## [What you should do]
Gather every line from the entries below that includes "общественного".

Extracted records:
● ● ● ●
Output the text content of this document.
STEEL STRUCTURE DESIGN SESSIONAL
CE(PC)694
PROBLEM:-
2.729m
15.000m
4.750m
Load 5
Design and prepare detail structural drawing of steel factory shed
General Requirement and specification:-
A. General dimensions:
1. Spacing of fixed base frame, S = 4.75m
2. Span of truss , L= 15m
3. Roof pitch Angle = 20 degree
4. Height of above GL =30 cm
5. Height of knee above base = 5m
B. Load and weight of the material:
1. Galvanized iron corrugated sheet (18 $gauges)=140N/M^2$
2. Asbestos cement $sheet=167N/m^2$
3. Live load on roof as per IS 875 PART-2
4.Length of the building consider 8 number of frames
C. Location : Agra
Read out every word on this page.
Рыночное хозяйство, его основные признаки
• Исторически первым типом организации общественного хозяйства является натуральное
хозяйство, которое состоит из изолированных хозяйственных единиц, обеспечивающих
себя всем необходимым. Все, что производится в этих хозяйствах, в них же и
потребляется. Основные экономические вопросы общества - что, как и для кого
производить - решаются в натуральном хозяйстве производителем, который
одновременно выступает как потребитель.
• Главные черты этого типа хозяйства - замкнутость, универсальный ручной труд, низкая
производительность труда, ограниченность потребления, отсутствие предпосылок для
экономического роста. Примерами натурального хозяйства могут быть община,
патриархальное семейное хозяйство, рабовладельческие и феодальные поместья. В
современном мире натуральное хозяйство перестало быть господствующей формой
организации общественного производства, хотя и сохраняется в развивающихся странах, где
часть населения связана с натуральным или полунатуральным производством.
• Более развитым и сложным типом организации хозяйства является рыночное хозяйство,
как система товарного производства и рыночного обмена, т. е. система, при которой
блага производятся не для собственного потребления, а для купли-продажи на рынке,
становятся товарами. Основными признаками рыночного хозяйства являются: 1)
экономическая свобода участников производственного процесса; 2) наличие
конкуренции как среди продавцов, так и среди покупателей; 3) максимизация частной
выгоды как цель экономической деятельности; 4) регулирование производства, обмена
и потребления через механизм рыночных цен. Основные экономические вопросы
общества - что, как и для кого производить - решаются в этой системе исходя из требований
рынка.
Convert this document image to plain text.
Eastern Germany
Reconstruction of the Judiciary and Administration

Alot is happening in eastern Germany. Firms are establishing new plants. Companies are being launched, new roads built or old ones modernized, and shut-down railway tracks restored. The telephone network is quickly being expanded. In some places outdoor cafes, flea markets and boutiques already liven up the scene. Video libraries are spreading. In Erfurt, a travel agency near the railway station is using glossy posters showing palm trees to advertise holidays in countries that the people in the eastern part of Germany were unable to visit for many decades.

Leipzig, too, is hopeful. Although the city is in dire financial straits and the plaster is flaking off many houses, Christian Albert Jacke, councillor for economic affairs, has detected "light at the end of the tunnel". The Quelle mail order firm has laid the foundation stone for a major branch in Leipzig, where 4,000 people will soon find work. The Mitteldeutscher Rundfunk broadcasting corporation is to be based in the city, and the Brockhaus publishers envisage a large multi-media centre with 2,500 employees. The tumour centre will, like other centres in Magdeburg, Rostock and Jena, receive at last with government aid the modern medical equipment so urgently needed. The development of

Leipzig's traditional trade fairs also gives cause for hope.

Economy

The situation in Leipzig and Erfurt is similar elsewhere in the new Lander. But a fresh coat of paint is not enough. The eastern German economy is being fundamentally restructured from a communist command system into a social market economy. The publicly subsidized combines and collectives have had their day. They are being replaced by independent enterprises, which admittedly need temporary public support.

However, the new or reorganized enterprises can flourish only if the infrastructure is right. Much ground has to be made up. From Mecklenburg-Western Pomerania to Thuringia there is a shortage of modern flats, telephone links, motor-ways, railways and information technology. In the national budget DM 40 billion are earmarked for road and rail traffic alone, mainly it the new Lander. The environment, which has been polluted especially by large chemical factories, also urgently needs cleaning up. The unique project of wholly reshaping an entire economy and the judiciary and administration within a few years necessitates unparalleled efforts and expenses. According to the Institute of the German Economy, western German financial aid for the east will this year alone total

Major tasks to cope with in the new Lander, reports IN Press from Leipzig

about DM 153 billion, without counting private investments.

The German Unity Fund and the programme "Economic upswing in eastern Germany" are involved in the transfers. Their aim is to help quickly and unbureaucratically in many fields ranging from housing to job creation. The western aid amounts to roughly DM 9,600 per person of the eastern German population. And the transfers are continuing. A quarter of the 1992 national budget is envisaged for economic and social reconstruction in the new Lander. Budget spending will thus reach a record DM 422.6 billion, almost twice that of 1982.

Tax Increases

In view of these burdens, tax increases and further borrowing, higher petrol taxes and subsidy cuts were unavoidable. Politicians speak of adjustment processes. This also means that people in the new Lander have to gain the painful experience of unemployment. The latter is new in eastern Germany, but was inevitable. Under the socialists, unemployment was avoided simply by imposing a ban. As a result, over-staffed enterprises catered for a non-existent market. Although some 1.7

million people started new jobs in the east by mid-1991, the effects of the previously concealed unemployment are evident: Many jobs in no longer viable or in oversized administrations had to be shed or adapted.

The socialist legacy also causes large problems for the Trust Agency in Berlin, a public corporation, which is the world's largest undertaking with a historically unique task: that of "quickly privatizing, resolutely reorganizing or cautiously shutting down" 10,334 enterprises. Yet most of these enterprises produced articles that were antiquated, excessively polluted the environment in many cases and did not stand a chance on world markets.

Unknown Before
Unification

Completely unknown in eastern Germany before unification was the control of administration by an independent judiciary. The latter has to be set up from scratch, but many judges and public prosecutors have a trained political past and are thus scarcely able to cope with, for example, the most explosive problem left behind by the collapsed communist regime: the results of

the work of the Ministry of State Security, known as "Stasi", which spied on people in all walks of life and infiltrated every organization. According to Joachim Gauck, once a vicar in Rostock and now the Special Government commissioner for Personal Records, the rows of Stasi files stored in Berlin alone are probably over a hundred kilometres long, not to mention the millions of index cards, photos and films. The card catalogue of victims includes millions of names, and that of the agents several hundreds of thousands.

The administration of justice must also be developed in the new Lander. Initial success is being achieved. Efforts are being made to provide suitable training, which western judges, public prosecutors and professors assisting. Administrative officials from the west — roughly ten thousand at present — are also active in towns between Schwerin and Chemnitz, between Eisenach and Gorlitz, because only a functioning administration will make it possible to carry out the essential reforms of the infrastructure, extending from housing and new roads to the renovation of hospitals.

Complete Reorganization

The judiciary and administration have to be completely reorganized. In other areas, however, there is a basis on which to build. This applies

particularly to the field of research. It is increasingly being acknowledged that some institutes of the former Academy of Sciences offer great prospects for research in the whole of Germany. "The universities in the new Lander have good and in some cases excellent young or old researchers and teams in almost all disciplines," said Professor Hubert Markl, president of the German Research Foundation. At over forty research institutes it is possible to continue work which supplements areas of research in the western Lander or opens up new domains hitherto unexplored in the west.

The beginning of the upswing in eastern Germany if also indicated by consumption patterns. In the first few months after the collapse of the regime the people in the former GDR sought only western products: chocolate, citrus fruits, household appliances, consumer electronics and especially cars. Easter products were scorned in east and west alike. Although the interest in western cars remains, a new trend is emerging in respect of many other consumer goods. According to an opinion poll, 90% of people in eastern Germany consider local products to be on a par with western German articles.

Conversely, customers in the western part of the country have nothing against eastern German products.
● ● ● ●
## [Correct answer]
• Исторически первым типом организации общественного хозяйства является натуральное
организации общественного производства, хотя и сохраняется в развивающихся странах, где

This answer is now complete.